Reproduce the records verbatim from their first line up to and including the line that contains "583, 585, 610]".

***** Dataset entries

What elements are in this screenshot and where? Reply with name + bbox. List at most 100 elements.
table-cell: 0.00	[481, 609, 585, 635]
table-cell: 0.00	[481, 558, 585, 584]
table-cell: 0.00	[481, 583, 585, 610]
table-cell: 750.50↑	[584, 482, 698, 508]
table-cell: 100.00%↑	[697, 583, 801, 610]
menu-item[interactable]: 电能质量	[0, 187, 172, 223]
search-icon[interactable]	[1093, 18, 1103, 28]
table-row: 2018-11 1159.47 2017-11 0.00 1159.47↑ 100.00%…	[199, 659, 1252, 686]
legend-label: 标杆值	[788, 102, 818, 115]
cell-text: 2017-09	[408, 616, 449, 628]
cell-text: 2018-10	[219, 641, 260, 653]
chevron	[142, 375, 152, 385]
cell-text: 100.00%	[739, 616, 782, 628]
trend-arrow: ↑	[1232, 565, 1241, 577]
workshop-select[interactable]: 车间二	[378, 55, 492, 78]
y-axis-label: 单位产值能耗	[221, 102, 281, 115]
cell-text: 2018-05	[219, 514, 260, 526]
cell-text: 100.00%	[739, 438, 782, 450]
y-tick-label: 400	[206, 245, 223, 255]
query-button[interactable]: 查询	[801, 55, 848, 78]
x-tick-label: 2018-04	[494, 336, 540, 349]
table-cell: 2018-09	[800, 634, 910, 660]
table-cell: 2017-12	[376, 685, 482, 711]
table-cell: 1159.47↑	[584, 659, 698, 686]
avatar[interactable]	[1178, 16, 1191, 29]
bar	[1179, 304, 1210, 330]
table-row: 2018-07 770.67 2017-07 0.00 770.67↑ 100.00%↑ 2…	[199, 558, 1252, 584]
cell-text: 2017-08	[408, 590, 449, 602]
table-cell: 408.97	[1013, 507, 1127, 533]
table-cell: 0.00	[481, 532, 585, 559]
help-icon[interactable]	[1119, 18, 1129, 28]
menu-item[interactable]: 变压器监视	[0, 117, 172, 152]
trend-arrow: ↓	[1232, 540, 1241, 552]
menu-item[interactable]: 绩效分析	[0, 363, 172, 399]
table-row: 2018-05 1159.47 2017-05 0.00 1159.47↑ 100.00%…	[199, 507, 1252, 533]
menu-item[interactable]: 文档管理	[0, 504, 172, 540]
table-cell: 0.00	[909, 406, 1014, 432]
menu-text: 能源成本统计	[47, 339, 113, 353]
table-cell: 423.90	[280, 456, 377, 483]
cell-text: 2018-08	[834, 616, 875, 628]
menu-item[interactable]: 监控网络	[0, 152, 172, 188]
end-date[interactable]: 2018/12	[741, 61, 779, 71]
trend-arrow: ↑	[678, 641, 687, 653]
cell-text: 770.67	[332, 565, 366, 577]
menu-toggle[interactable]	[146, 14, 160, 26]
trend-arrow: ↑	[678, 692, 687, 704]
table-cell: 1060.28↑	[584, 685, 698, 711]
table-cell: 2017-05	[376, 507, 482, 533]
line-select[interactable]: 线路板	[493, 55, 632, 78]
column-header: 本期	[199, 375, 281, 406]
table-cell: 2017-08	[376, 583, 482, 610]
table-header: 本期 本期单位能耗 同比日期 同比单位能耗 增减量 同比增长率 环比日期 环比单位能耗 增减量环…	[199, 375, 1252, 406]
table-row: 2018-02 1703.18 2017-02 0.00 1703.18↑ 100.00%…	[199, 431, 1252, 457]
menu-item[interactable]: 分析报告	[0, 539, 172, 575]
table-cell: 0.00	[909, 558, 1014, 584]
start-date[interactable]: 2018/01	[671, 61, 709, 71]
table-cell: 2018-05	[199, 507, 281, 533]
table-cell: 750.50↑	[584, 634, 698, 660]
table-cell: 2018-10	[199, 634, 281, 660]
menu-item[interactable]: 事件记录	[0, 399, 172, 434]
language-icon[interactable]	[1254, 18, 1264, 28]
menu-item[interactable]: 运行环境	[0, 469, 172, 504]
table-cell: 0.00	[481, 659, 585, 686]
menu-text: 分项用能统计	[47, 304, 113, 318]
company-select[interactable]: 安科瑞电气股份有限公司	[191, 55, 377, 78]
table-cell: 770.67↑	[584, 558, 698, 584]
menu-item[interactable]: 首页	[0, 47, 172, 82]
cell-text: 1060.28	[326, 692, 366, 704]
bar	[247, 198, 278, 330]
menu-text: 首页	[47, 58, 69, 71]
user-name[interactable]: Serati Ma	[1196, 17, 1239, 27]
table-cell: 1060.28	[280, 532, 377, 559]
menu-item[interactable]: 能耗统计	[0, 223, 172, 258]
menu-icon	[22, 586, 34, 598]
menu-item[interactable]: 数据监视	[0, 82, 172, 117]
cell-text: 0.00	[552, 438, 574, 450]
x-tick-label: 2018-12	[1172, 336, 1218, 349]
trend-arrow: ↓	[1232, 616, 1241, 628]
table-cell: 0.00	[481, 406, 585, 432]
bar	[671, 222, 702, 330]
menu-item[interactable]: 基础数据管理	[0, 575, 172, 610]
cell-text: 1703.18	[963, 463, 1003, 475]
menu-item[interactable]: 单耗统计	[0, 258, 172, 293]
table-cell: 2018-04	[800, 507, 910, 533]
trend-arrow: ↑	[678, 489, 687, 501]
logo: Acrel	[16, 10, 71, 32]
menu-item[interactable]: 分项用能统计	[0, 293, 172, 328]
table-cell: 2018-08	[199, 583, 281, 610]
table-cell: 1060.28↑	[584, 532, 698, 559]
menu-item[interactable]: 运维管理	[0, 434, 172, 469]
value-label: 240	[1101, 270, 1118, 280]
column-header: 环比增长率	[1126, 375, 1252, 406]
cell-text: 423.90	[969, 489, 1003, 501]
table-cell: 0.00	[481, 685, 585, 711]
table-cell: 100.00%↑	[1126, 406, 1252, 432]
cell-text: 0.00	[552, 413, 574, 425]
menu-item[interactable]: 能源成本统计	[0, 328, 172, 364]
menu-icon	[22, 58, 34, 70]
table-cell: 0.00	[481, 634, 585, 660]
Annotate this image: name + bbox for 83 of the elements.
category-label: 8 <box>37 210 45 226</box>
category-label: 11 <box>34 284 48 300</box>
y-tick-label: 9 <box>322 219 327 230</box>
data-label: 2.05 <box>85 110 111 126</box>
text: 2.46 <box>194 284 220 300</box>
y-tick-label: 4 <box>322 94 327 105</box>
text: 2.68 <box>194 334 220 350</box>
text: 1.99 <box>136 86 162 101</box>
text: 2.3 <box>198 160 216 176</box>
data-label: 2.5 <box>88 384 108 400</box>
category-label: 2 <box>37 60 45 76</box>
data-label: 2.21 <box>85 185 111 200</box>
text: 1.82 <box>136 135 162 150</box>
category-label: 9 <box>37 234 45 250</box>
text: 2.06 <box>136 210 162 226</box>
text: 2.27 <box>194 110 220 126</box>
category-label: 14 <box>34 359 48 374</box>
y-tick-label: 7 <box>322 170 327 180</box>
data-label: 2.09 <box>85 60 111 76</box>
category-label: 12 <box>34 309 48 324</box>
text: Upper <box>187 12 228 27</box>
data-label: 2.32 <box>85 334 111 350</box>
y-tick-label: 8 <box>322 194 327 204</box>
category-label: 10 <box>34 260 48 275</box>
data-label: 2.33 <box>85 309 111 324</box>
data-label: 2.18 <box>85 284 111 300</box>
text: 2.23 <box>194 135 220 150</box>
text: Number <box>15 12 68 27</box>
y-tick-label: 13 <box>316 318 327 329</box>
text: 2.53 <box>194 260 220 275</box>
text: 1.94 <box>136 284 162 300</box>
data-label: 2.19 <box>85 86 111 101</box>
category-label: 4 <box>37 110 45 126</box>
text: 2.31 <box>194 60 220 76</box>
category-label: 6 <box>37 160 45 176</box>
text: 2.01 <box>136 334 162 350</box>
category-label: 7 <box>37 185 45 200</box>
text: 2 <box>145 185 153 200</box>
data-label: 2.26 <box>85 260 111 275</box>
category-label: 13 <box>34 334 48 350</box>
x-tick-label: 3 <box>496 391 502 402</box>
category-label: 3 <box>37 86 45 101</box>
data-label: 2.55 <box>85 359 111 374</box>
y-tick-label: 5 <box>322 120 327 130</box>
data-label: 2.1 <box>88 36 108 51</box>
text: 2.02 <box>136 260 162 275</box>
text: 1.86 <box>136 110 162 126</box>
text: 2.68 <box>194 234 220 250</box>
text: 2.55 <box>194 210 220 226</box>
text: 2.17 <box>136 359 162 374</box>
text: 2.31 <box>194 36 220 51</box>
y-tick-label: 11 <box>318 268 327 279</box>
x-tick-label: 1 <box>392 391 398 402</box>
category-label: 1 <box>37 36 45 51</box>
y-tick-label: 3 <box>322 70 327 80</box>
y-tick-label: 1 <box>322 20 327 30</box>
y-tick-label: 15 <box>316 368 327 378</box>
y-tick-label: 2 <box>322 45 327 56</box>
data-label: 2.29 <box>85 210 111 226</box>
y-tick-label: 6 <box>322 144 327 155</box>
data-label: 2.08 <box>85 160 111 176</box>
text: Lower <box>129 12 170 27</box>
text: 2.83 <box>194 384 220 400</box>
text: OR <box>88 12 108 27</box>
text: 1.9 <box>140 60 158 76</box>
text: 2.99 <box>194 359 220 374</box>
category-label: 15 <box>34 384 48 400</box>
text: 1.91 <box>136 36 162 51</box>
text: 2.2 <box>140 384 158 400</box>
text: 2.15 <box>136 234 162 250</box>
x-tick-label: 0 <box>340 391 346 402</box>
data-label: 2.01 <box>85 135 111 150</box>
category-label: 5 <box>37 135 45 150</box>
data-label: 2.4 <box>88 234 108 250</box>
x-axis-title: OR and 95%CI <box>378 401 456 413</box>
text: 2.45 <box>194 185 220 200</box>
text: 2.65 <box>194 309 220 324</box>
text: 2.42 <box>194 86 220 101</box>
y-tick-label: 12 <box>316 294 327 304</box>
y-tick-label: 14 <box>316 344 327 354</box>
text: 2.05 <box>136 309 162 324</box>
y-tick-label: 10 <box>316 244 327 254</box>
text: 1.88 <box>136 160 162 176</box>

**********

Completed exercise:
What elements are in this screenshot and where? Reply with name + bbox. List at most 100 elements.
table-cell: 0.00	[481, 609, 585, 635]
table-cell: 0.00	[481, 558, 585, 584]
table-cell: 0.00	[481, 583, 585, 610]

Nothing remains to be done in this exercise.